▶ What is needed: Output the records exactly as they appear, with no pictures included.

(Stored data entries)
+--

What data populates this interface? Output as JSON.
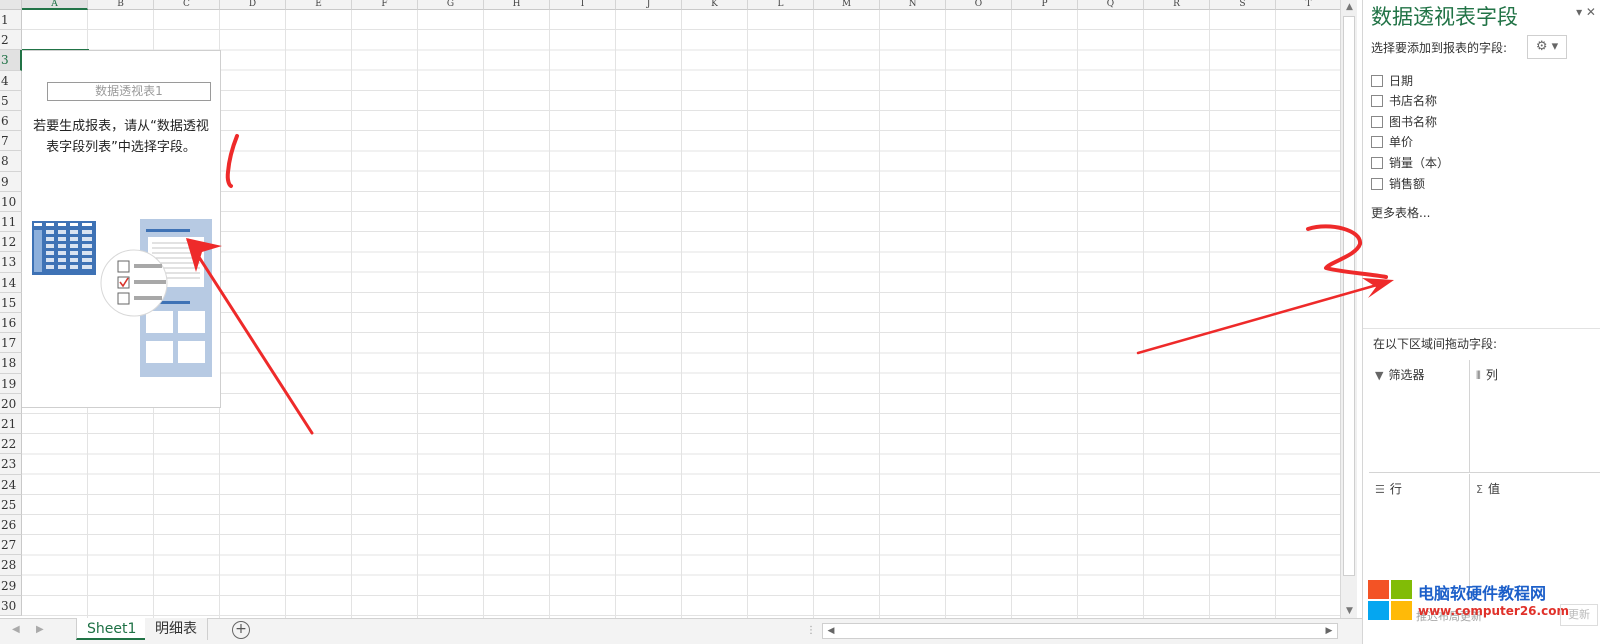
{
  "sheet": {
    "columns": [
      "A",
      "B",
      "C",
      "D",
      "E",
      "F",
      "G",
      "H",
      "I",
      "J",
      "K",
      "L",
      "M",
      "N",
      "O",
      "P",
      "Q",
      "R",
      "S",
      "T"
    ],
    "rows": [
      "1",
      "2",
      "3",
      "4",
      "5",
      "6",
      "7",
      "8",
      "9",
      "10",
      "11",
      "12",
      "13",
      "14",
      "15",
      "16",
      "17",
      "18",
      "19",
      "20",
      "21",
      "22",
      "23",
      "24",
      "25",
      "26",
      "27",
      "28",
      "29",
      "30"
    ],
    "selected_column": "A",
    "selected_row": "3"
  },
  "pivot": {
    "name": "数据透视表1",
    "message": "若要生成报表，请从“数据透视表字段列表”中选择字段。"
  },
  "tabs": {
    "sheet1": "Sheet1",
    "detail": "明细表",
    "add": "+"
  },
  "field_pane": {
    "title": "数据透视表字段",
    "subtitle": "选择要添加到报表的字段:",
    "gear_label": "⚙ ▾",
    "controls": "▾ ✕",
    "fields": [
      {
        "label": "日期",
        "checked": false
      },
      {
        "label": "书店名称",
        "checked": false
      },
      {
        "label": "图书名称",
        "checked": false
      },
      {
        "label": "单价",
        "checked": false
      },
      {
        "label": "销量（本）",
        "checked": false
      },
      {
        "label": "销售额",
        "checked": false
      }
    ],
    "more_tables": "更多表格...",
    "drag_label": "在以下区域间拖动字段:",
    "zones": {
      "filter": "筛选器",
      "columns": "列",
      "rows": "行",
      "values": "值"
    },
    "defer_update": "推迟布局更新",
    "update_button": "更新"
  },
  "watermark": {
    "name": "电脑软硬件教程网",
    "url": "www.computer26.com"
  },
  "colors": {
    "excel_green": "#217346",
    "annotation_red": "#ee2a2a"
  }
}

+--

▶ Answer to this problem:
What data populates this interface? Output as JSON.
{
  "sheet": {
    "columns": [
      "A",
      "B",
      "C",
      "D",
      "E",
      "F",
      "G",
      "H",
      "I",
      "J",
      "K",
      "L",
      "M",
      "N",
      "O",
      "P",
      "Q",
      "R",
      "S",
      "T"
    ],
    "rows": [
      "1",
      "2",
      "3",
      "4",
      "5",
      "6",
      "7",
      "8",
      "9",
      "10",
      "11",
      "12",
      "13",
      "14",
      "15",
      "16",
      "17",
      "18",
      "19",
      "20",
      "21",
      "22",
      "23",
      "24",
      "25",
      "26",
      "27",
      "28",
      "29",
      "30"
    ],
    "selected_column": "A",
    "selected_row": "3"
  },
  "pivot": {
    "name": "数据透视表1",
    "message": "若要生成报表，请从“数据透视表字段列表”中选择字段。"
  },
  "tabs": {
    "sheet1": "Sheet1",
    "detail": "明细表",
    "add": "+"
  },
  "field_pane": {
    "title": "数据透视表字段",
    "subtitle": "选择要添加到报表的字段:",
    "gear_label": "⚙ ▾",
    "controls": "▾ ✕",
    "fields": [
      {
        "label": "日期",
        "checked": false
      },
      {
        "label": "书店名称",
        "checked": false
      },
      {
        "label": "图书名称",
        "checked": false
      },
      {
        "label": "单价",
        "checked": false
      },
      {
        "label": "销量（本）",
        "checked": false
      },
      {
        "label": "销售额",
        "checked": false
      }
    ],
    "more_tables": "更多表格...",
    "drag_label": "在以下区域间拖动字段:",
    "zones": {
      "filter": "筛选器",
      "columns": "列",
      "rows": "行",
      "values": "值"
    },
    "defer_update": "推迟布局更新",
    "update_button": "更新"
  },
  "watermark": {
    "name": "电脑软硬件教程网",
    "url": "www.computer26.com"
  },
  "colors": {
    "excel_green": "#217346",
    "annotation_red": "#ee2a2a"
  }
}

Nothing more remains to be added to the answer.